What the exercise asks :: Reproduce the material exactly, omitting nothing.

━━━ Data excerpts ━━━

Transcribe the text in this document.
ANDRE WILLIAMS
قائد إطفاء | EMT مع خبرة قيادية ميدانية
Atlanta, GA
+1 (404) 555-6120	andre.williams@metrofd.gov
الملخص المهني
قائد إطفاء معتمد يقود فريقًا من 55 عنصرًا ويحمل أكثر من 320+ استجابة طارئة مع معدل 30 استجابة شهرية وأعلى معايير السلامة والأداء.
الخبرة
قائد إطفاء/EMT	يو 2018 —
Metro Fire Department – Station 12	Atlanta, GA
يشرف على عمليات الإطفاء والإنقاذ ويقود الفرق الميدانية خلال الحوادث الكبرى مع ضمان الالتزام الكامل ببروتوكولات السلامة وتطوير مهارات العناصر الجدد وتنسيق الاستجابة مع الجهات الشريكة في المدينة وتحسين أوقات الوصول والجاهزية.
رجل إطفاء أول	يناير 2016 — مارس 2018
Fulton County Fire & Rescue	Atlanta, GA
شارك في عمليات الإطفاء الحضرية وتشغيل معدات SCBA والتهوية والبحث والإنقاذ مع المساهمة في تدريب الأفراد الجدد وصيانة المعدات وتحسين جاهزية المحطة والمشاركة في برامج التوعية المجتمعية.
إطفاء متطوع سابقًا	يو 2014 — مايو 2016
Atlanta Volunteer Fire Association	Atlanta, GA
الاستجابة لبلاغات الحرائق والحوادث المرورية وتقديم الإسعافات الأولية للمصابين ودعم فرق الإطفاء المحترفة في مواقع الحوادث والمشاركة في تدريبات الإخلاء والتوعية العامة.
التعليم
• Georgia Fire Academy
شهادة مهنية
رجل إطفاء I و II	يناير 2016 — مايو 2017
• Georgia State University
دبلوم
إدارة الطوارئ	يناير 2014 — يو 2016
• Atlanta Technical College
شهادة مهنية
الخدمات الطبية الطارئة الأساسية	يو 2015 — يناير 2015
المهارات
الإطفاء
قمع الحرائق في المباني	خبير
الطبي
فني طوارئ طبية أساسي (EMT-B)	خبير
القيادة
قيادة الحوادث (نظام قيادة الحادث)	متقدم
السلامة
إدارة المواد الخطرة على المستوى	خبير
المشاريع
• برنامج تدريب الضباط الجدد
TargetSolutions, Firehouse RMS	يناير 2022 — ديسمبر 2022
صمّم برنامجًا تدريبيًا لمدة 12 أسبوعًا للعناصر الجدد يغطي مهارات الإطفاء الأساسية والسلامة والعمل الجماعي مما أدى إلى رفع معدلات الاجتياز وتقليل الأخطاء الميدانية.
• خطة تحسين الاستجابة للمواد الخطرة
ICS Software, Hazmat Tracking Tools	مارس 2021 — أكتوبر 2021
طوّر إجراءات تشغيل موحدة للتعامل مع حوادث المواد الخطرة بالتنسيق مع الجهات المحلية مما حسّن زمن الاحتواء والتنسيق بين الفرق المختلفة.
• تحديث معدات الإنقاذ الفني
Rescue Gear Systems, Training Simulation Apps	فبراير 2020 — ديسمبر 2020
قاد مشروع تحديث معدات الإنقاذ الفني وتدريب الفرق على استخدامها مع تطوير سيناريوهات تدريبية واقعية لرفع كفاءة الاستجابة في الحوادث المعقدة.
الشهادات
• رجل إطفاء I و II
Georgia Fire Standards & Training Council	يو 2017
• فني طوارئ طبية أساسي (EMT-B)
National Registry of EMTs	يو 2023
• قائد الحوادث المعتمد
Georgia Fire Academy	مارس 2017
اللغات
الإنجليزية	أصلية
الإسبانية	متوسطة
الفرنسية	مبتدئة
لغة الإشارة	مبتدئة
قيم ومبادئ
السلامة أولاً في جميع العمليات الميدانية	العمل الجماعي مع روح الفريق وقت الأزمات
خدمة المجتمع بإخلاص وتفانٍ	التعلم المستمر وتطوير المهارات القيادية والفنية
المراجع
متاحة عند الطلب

━━━

Answer to the task ::
Transcribe the text in this document.
ANDRE WILLIAMS
قائد إطفاء | EMT مع خبرة قيادية ميدانية
Atlanta, GA
+1 (404) 555-6120	andre.williams@metrofd.gov
الملخص المهني
قائد إطفاء معتمد يقود فريقًا من 55 عنصرًا ويحمل أكثر من 320+ استجابة طارئة مع معدل 30 استجابة شهرية وأعلى معايير السلامة والأداء.
الخبرة
قائد إطفاء/EMT	يو 2018 —
Metro Fire Department – Station 12	Atlanta, GA
يشرف على عمليات الإطفاء والإنقاذ ويقود الفرق الميدانية خلال الحوادث الكبرى مع ضمان الالتزام الكامل ببروتوكولات السلامة وتطوير مهارات العناصر الجدد وتنسيق الاستجابة مع الجهات الشريكة في المدينة وتحسين أوقات الوصول والجاهزية.
رجل إطفاء أول	يناير 2016 — مارس 2018
Fulton County Fire & Rescue	Atlanta, GA
شارك في عمليات الإطفاء الحضرية وتشغيل معدات SCBA والتهوية والبحث والإنقاذ مع المساهمة في تدريب الأفراد الجدد وصيانة المعدات وتحسين جاهزية المحطة والمشاركة في برامج التوعية المجتمعية.
إطفاء متطوع سابقًا	يو 2014 — مايو 2016
Atlanta Volunteer Fire Association	Atlanta, GA
الاستجابة لبلاغات الحرائق والحوادث المرورية وتقديم الإسعافات الأولية للمصابين ودعم فرق الإطفاء المحترفة في مواقع الحوادث والمشاركة في تدريبات الإخلاء والتوعية العامة.
التعليم
• Georgia Fire Academy
شهادة مهنية
رجل إطفاء I و II	يناير 2016 — مايو 2017
• Georgia State University
دبلوم
إدارة الطوارئ	يناير 2014 — يو 2016
• Atlanta Technical College
شهادة مهنية
الخدمات الطبية الطارئة الأساسية	يو 2015 — يناير 2015
المهارات
الإطفاء
قمع الحرائق في المباني	خبير
الطبي
فني طوارئ طبية أساسي (EMT-B)	خبير
القيادة
قيادة الحوادث (نظام قيادة الحادث)	متقدم
السلامة
إدارة المواد الخطرة على المستوى	خبير
المشاريع
• برنامج تدريب الضباط الجدد
TargetSolutions, Firehouse RMS	يناير 2022 — ديسمبر 2022
صمّم برنامجًا تدريبيًا لمدة 12 أسبوعًا للعناصر الجدد يغطي مهارات الإطفاء الأساسية والسلامة والعمل الجماعي مما أدى إلى رفع معدلات الاجتياز وتقليل الأخطاء الميدانية.
• خطة تحسين الاستجابة للمواد الخطرة
ICS Software, Hazmat Tracking Tools	مارس 2021 — أكتوبر 2021
طوّر إجراءات تشغيل موحدة للتعامل مع حوادث المواد الخطرة بالتنسيق مع الجهات المحلية مما حسّن زمن الاحتواء والتنسيق بين الفرق المختلفة.
• تحديث معدات الإنقاذ الفني
Rescue Gear Systems, Training Simulation Apps	فبراير 2020 — ديسمبر 2020
قاد مشروع تحديث معدات الإنقاذ الفني وتدريب الفرق على استخدامها مع تطوير سيناريوهات تدريبية واقعية لرفع كفاءة الاستجابة في الحوادث المعقدة.
الشهادات
• رجل إطفاء I و II
Georgia Fire Standards & Training Council	يو 2017
• فني طوارئ طبية أساسي (EMT-B)
National Registry of EMTs	يو 2023
• قائد الحوادث المعتمد
Georgia Fire Academy	مارس 2017
اللغات
الإنجليزية	أصلية
الإسبانية	متوسطة
الفرنسية	مبتدئة
لغة الإشارة	مبتدئة
قيم ومبادئ
السلامة أولاً في جميع العمليات الميدانية	العمل الجماعي مع روح الفريق وقت الأزمات
خدمة المجتمع بإخلاص وتفانٍ	التعلم المستمر وتطوير المهارات القيادية والفنية
المراجع
متاحة عند الطلب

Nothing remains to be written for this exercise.